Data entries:
────────
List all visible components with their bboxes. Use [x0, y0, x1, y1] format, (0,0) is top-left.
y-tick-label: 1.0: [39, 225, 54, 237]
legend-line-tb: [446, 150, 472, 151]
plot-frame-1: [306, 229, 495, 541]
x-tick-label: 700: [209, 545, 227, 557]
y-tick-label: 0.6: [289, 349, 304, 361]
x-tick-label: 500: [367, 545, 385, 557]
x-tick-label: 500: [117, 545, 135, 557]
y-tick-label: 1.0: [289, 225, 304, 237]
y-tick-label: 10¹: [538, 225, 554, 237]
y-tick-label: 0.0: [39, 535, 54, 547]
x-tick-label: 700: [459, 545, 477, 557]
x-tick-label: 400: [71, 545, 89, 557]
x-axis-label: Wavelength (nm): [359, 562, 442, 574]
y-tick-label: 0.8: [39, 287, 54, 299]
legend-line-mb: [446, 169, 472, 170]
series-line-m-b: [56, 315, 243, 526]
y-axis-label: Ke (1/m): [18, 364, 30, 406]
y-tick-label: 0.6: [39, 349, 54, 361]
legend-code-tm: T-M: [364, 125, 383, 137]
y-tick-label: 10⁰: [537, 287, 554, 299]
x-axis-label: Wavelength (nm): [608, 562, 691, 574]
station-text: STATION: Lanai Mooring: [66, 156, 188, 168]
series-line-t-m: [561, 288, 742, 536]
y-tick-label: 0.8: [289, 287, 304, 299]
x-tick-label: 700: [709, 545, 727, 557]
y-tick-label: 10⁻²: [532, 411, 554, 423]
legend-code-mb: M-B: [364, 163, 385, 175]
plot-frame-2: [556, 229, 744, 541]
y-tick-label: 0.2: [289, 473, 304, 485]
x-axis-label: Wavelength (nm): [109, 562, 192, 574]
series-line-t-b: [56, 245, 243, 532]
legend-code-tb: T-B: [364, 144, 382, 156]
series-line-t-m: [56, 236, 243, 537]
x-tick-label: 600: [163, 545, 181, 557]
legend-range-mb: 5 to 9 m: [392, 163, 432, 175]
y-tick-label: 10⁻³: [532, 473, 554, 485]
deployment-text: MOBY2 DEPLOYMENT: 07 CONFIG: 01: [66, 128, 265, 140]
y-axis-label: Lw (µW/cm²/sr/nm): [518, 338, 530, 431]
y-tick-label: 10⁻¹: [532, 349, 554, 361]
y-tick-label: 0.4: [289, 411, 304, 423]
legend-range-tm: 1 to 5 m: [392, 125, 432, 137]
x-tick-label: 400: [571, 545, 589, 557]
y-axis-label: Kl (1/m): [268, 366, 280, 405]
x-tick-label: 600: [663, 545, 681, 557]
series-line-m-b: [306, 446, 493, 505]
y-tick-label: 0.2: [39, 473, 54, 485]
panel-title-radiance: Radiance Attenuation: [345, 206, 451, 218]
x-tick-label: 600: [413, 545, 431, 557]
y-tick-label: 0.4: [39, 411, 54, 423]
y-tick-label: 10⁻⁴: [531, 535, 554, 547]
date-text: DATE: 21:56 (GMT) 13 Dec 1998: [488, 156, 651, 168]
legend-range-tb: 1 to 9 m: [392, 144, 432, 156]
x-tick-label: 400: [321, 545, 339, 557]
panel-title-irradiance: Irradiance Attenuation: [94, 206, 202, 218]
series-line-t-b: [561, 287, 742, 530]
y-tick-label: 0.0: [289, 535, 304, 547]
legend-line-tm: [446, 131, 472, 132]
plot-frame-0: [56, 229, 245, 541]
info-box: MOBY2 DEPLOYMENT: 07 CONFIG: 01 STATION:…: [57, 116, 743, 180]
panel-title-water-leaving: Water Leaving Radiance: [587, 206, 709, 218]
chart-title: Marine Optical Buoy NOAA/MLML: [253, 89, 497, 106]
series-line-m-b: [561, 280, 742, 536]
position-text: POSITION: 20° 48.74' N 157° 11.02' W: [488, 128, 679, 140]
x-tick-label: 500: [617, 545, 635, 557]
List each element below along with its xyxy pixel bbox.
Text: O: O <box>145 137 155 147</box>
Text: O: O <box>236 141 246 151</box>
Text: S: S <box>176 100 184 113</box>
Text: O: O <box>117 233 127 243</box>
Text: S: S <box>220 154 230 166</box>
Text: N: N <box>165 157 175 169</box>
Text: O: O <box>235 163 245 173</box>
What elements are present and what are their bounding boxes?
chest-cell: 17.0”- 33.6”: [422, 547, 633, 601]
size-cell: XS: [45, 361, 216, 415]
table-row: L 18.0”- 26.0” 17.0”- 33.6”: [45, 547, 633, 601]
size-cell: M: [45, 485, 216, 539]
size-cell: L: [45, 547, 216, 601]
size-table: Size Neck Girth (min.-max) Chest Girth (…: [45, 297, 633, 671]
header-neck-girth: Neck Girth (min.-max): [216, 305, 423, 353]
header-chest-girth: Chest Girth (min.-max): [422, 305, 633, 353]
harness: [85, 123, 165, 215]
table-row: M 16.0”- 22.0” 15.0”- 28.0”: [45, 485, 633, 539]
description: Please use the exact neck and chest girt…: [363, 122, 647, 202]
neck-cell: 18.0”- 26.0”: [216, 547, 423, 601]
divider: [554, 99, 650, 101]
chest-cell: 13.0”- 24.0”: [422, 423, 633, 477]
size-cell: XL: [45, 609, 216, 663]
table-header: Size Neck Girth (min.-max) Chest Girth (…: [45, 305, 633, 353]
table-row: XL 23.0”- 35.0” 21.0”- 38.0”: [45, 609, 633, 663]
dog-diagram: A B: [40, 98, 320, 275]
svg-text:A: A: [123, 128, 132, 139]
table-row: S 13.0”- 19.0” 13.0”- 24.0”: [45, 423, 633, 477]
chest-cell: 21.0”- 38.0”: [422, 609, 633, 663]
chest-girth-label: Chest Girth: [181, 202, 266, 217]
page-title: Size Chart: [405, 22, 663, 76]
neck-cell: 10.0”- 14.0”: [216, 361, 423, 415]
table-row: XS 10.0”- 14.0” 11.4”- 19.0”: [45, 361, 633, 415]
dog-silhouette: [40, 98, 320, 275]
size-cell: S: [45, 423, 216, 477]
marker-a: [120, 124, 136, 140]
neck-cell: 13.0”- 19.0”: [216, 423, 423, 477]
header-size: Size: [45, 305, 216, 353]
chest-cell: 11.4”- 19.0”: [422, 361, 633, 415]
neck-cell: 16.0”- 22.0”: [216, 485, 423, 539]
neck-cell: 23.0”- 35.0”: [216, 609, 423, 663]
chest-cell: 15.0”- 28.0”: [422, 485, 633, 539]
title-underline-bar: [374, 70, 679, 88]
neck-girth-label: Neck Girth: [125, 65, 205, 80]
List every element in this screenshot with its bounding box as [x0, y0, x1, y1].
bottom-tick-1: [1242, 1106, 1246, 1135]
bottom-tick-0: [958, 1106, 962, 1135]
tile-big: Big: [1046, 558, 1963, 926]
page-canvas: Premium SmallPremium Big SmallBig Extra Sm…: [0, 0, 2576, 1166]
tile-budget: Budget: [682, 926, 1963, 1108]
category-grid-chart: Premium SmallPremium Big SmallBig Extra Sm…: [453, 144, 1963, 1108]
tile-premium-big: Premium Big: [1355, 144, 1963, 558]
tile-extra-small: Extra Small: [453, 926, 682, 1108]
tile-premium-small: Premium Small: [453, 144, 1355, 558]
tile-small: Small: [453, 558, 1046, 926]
────────
● **Short exercise**
Reproduce all of the entries above word for word, line by line, without changing anything.

● **Finished exercise**
List all visible components with their bboxes. Use [x0, y0, x1, y1] format, (0,0) is top-left.
y-tick-label: 1.0: [39, 225, 54, 237]
legend-line-tb: [446, 150, 472, 151]
plot-frame-1: [306, 229, 495, 541]
x-tick-label: 700: [209, 545, 227, 557]
y-tick-label: 0.6: [289, 349, 304, 361]
x-tick-label: 500: [367, 545, 385, 557]
x-tick-label: 500: [117, 545, 135, 557]
y-tick-label: 1.0: [289, 225, 304, 237]
y-tick-label: 10¹: [538, 225, 554, 237]
y-tick-label: 0.0: [39, 535, 54, 547]
x-tick-label: 700: [459, 545, 477, 557]
x-tick-label: 400: [71, 545, 89, 557]
x-axis-label: Wavelength (nm): [359, 562, 442, 574]
y-tick-label: 0.8: [39, 287, 54, 299]
legend-line-mb: [446, 169, 472, 170]
series-line-m-b: [56, 315, 243, 526]
y-axis-label: Ke (1/m): [18, 364, 30, 406]
y-tick-label: 0.6: [39, 349, 54, 361]
legend-code-tm: T-M: [364, 125, 383, 137]
y-tick-label: 10⁰: [537, 287, 554, 299]
x-axis-label: Wavelength (nm): [608, 562, 691, 574]
station-text: STATION: Lanai Mooring: [66, 156, 188, 168]
series-line-t-m: [561, 288, 742, 536]
y-tick-label: 0.8: [289, 287, 304, 299]
x-tick-label: 700: [709, 545, 727, 557]
y-tick-label: 10⁻²: [532, 411, 554, 423]
legend-code-mb: M-B: [364, 163, 385, 175]
plot-frame-2: [556, 229, 744, 541]
y-tick-label: 0.2: [289, 473, 304, 485]
x-axis-label: Wavelength (nm): [109, 562, 192, 574]
series-line-t-b: [56, 245, 243, 532]
legend-code-tb: T-B: [364, 144, 382, 156]
series-line-t-m: [56, 236, 243, 537]
x-tick-label: 600: [163, 545, 181, 557]
legend-range-mb: 5 to 9 m: [392, 163, 432, 175]
y-tick-label: 10⁻³: [532, 473, 554, 485]
deployment-text: MOBY2 DEPLOYMENT: 07 CONFIG: 01: [66, 128, 265, 140]
y-axis-label: Lw (µW/cm²/sr/nm): [518, 338, 530, 431]
y-tick-label: 10⁻¹: [532, 349, 554, 361]
y-tick-label: 0.4: [289, 411, 304, 423]
legend-range-tm: 1 to 5 m: [392, 125, 432, 137]
x-tick-label: 400: [571, 545, 589, 557]
y-axis-label: Kl (1/m): [268, 366, 280, 405]
x-tick-label: 600: [663, 545, 681, 557]
series-line-m-b: [306, 446, 493, 505]
y-tick-label: 0.2: [39, 473, 54, 485]
panel-title-radiance: Radiance Attenuation: [345, 206, 451, 218]
x-tick-label: 600: [413, 545, 431, 557]
y-tick-label: 0.4: [39, 411, 54, 423]
y-tick-label: 10⁻⁴: [531, 535, 554, 547]
date-text: DATE: 21:56 (GMT) 13 Dec 1998: [488, 156, 651, 168]
legend-range-tb: 1 to 9 m: [392, 144, 432, 156]
x-tick-label: 400: [321, 545, 339, 557]
panel-title-irradiance: Irradiance Attenuation: [94, 206, 202, 218]
series-line-t-b: [561, 287, 742, 530]
y-tick-label: 0.0: [289, 535, 304, 547]
legend-line-tm: [446, 131, 472, 132]
plot-frame-0: [56, 229, 245, 541]
info-box: MOBY2 DEPLOYMENT: 07 CONFIG: 01 STATION:…: [57, 116, 743, 180]
panel-title-water-leaving: Water Leaving Radiance: [587, 206, 709, 218]
chart-title: Marine Optical Buoy NOAA/MLML: [253, 89, 497, 106]
series-line-m-b: [561, 280, 742, 536]
position-text: POSITION: 20° 48.74' N 157° 11.02' W: [488, 128, 679, 140]
x-tick-label: 500: [617, 545, 635, 557]
List each element below along with its xyxy pixel bbox.
Text: O: O <box>145 137 155 147</box>
Text: O: O <box>236 141 246 151</box>
Text: S: S <box>176 100 184 113</box>
Text: O: O <box>117 233 127 243</box>
Text: S: S <box>220 154 230 166</box>
Text: N: N <box>165 157 175 169</box>
Text: O: O <box>235 163 245 173</box>
What elements are present and what are their bounding boxes?
chest-cell: 17.0”- 33.6”: [422, 547, 633, 601]
size-cell: XS: [45, 361, 216, 415]
table-row: L 18.0”- 26.0” 17.0”- 33.6”: [45, 547, 633, 601]
size-cell: M: [45, 485, 216, 539]
size-cell: L: [45, 547, 216, 601]
size-table: Size Neck Girth (min.-max) Chest Girth (…: [45, 297, 633, 671]
header-neck-girth: Neck Girth (min.-max): [216, 305, 423, 353]
header-chest-girth: Chest Girth (min.-max): [422, 305, 633, 353]
harness: [85, 123, 165, 215]
table-row: M 16.0”- 22.0” 15.0”- 28.0”: [45, 485, 633, 539]
description: Please use the exact neck and chest girt…: [363, 122, 647, 202]
neck-cell: 18.0”- 26.0”: [216, 547, 423, 601]
divider: [554, 99, 650, 101]
chest-cell: 13.0”- 24.0”: [422, 423, 633, 477]
size-cell: XL: [45, 609, 216, 663]
table-header: Size Neck Girth (min.-max) Chest Girth (…: [45, 305, 633, 353]
table-row: XL 23.0”- 35.0” 21.0”- 38.0”: [45, 609, 633, 663]
dog-diagram: A B: [40, 98, 320, 275]
svg-text:A: A: [123, 128, 132, 139]
table-row: S 13.0”- 19.0” 13.0”- 24.0”: [45, 423, 633, 477]
chest-cell: 21.0”- 38.0”: [422, 609, 633, 663]
chest-girth-label: Chest Girth: [181, 202, 266, 217]
page-title: Size Chart: [405, 22, 663, 76]
neck-cell: 10.0”- 14.0”: [216, 361, 423, 415]
table-row: XS 10.0”- 14.0” 11.4”- 19.0”: [45, 361, 633, 415]
dog-silhouette: [40, 98, 320, 275]
size-cell: S: [45, 423, 216, 477]
marker-a: [120, 124, 136, 140]
neck-cell: 13.0”- 19.0”: [216, 423, 423, 477]
header-size: Size: [45, 305, 216, 353]
chest-cell: 11.4”- 19.0”: [422, 361, 633, 415]
neck-cell: 16.0”- 22.0”: [216, 485, 423, 539]
neck-cell: 23.0”- 35.0”: [216, 609, 423, 663]
chest-cell: 15.0”- 28.0”: [422, 485, 633, 539]
title-underline-bar: [374, 70, 679, 88]
neck-girth-label: Neck Girth: [125, 65, 205, 80]
List every element in this screenshot with its bounding box as [x0, y0, x1, y1].
bottom-tick-1: [1242, 1106, 1246, 1135]
bottom-tick-0: [958, 1106, 962, 1135]
tile-big: Big: [1046, 558, 1963, 926]
page-canvas: Premium SmallPremium Big SmallBig Extra Sm…: [0, 0, 2576, 1166]
tile-budget: Budget: [682, 926, 1963, 1108]
category-grid-chart: Premium SmallPremium Big SmallBig Extra Sm…: [453, 144, 1963, 1108]
tile-premium-big: Premium Big: [1355, 144, 1963, 558]
tile-extra-small: Extra Small: [453, 926, 682, 1108]
tile-premium-small: Premium Small: [453, 144, 1355, 558]
tile-small: Small: [453, 558, 1046, 926]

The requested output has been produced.